▶ [Exercise requirements]:
1. In the economics glossary, transcribe the passage starting at "Devolve - This" and ending at "the input increases.".
2. According to the economics glossary, by what other names are developing countries also called?

Devaluation - Depreciation under a regime of fixed exchange rates.

Devalue - To lower the par or fixed value of a managed exchange rate. The action makes exports cheaper and imports dearer.

Developed countries - The higher-income countries of the world, including the United States, Canada, most of Western Europe, Japan, Australia, and South Africa.

Developing countries - The lower-income countries of the world, most of which are in Africa, Asia, and Latin America. Also called underdeveloped countries, less developed countries (LDC).

Development (accounting) - The changing of new ideas into commercial  propositions.

Development (economics) - A process to improve the lives of all people in a country. This involves not only raising living standards i.e. goods and services but the promotion of self esteem, dignity and respect, and the enlarging of peoples freedom to choose and to take control of their own lives.

Development areas - Regions with high unemployment which qualify for government help aimed at attracting business. .

Devolution -  This is used to refer to when authority is delegated from a higher to a lower level.

Devolve - This is the act of passing on or delegating to another person or entity, e.g. a more junior level of management.

Differentiated product - A group of products that are simlar enough to be called the same product but dissimilar enough so that all of them do not have to be sold at the same price.

Dilution - The reduction, weakening, or decrease in a item. For example, share values are diluted with the issue of more common shares.

Diminishing marginal product- The property whereby the marginal product of an input declines as the quantity of the input increases.

Diminishing marginal rate of substitution - The hypothesis that the marginal rate of substitution changes systematically as the amounts of two products being consumed vary.

Diminishing marginal utility – 1. as more units of a good are consumed, additional units will provide less additional satisfaction than previous units. Or 2. where each additional dollar of income  earned yield s less additional utility. -  The principle of diminishing marginal utility. The more of a product a person consumes over a given period of time, the less will be the additional utility gained from one more unit.

Diminishing returns - The eventual decline in output each extra worker adds to total output when the opportunity to specialise is used up.

Direct allocation method - Method allocating costs of each service department directly to production departments; also called direct method. Under this method, no consideration is given to services performed by one service department for another.

Direct burden - Amount of money for a tax that is collected from taxpayers.

Direct  cost or prime cost - A cost which can be clearly identified with a particular unit of output.

Direct expense - That part or percentage of  an expense that was directly spent in the provision of a product/service for its sale. It is part of cost of goods sold, e.g.  direct labour or direct materials.

▶ [Information provided]:

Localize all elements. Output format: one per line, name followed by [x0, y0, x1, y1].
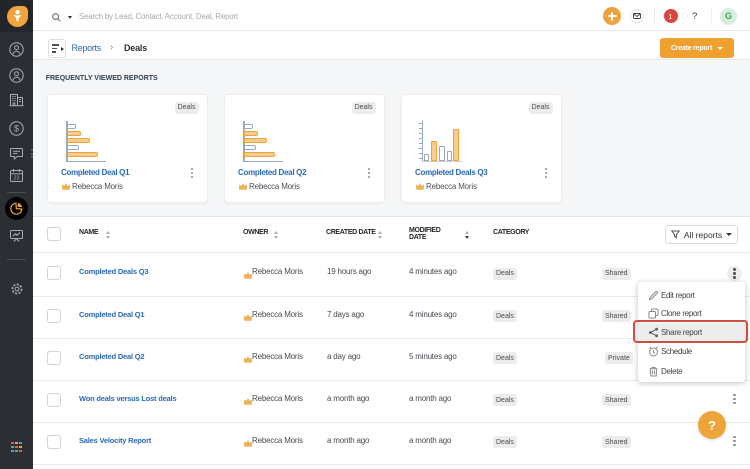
- svg-text:23: 23: [13, 176, 19, 182]
- svg-text:$: $: [14, 124, 19, 134]
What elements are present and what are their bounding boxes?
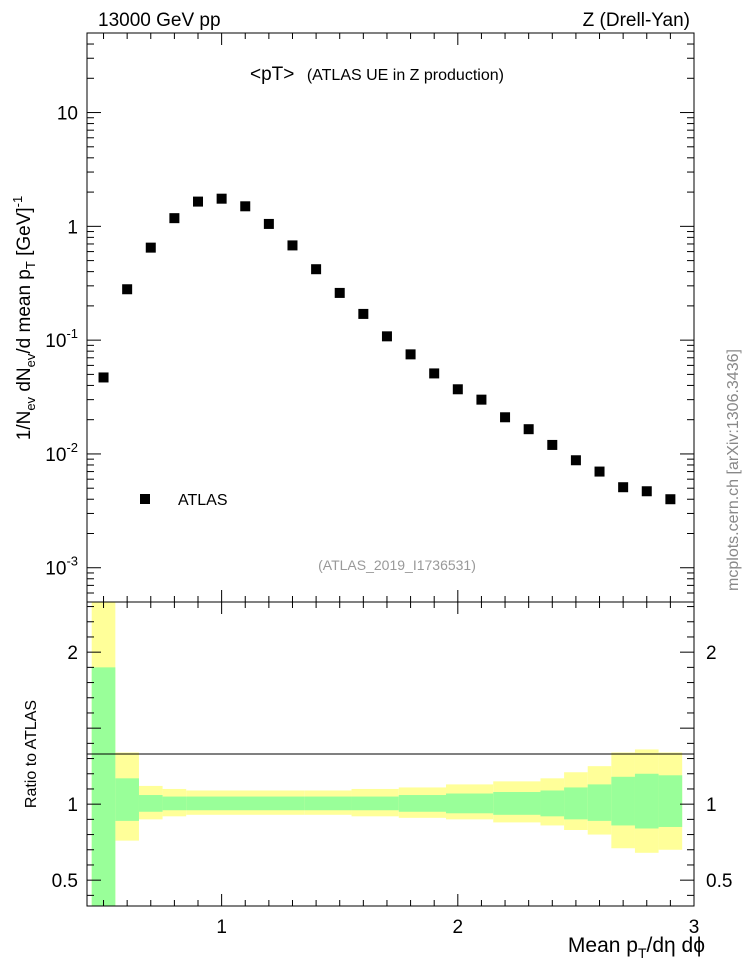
data-point-23 xyxy=(641,486,652,497)
ratio-y-tick-label-2: 2 xyxy=(67,643,78,664)
data-point-24 xyxy=(665,494,676,505)
ratio-band-green-bin-3 xyxy=(162,796,187,811)
data-point-16 xyxy=(476,394,487,405)
main-y-tick-label-4: 10 xyxy=(57,104,78,125)
data-point-7 xyxy=(263,218,274,229)
ratio-y-tick-label-1: 1 xyxy=(67,795,78,816)
data-point-2 xyxy=(145,242,156,253)
x-tick-label-0: 1 xyxy=(216,917,227,938)
ratio-band-green-bin-5 xyxy=(304,796,352,811)
ratio-band-green-bin-12 xyxy=(587,784,612,821)
data-point-11 xyxy=(358,308,369,319)
x-tick-label-1: 2 xyxy=(453,917,464,938)
data-markers xyxy=(98,193,676,505)
ratio-band-green-bin-11 xyxy=(564,787,588,820)
ratio-band-green-bin-13 xyxy=(611,776,635,826)
ratio-band-green-bin-2 xyxy=(138,795,163,812)
main-y-tick-label-2: 10-1 xyxy=(45,326,78,352)
data-point-21 xyxy=(594,466,605,477)
legend-label-atlas: ATLAS xyxy=(178,492,228,509)
main-plot-frame xyxy=(86,32,695,603)
data-point-3 xyxy=(169,213,180,224)
ratio-band-green-bin-7 xyxy=(398,795,447,812)
data-point-20 xyxy=(570,455,581,466)
data-point-12 xyxy=(381,331,392,342)
data-point-15 xyxy=(452,384,463,395)
data-point-5 xyxy=(216,193,227,204)
main-y-axis-label: 1/Nev dNev/d mean pT [GeV]-1 xyxy=(10,196,38,441)
ratio-y-tick-label-0: 0.5 xyxy=(52,871,78,892)
data-point-22 xyxy=(618,482,629,493)
ratio-y-tick-label-right-2: 2 xyxy=(706,643,717,664)
ratio-band-green-bin-4 xyxy=(186,796,305,811)
tick-labels: 1 2 3 10-3 10-2 10-1 1 10 0.5 0.5 1 1 2 2 xyxy=(45,104,732,938)
ratio-bands xyxy=(91,602,683,906)
header-right: Z (Drell-Yan) xyxy=(583,10,690,31)
data-point-17 xyxy=(500,412,511,423)
ratio-band-green-bin-14 xyxy=(634,773,659,829)
main-y-tick-label-0: 10-3 xyxy=(45,554,78,580)
ratio-y-tick-label-right-0: 0.5 xyxy=(706,871,732,892)
data-point-9 xyxy=(311,264,322,275)
plot-title-sub: (ATLAS UE in Z production) xyxy=(307,67,504,84)
data-point-1 xyxy=(122,284,133,295)
data-point-19 xyxy=(547,439,558,450)
main-y-tick-label-1: 10-2 xyxy=(45,440,78,466)
header-left: 13000 GeV pp xyxy=(98,10,221,31)
ratio-band-green-bin-1 xyxy=(115,778,139,821)
data-point-4 xyxy=(193,196,204,207)
plot-title: <pT> (ATLAS UE in Z production) xyxy=(250,64,504,85)
main-y-tick-label-3: 1 xyxy=(67,217,78,238)
ratio-band-green-bin-6 xyxy=(351,796,399,811)
side-text: mcplots.cern.ch [arXiv:1306.3436] xyxy=(725,349,742,591)
data-point-13 xyxy=(405,349,416,360)
ratio-band-green-bin-8 xyxy=(446,793,494,814)
ratio-band-green-bin-0 xyxy=(91,667,116,906)
ratio-y-tick-label-right-1: 1 xyxy=(706,795,717,816)
plot-title-main: <pT> xyxy=(250,64,294,85)
x-tick-label-2: 3 xyxy=(689,917,700,938)
data-point-14 xyxy=(429,368,440,379)
x-axis-label: Mean pT/dη dϕ xyxy=(568,934,705,961)
data-point-8 xyxy=(287,240,298,251)
ratio-band-green-bin-15 xyxy=(658,775,683,827)
data-point-18 xyxy=(523,424,534,435)
ratio-band-green-bin-9 xyxy=(493,792,541,815)
ratio-band-green-bin-10 xyxy=(540,790,565,817)
data-point-0 xyxy=(98,372,109,383)
data-point-6 xyxy=(240,201,251,212)
reference-label: (ATLAS_2019_I1736531) xyxy=(318,557,476,573)
data-point-10 xyxy=(334,287,345,298)
legend-marker-atlas xyxy=(140,494,150,504)
ratio-y-axis-label: Ratio to ATLAS xyxy=(23,700,40,808)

▶ [Results of the exercise]:
1.
Devolve - This is the act of passing on or delegating to another person or entity, e.g. a more junior level of management.

Differentiated product - A group of products that are simlar enough to be called the same product but dissimilar enough so that all of them do not have to be sold at the same price.

Dilution - The reduction, weakening, or decrease in a item. For example, share values are diluted with the issue of more common shares.

Diminishing marginal product- The property whereby the marginal product of an input declines as the quantity of the input increases.

2. Underdeveloped countries and less developed countries (LDC).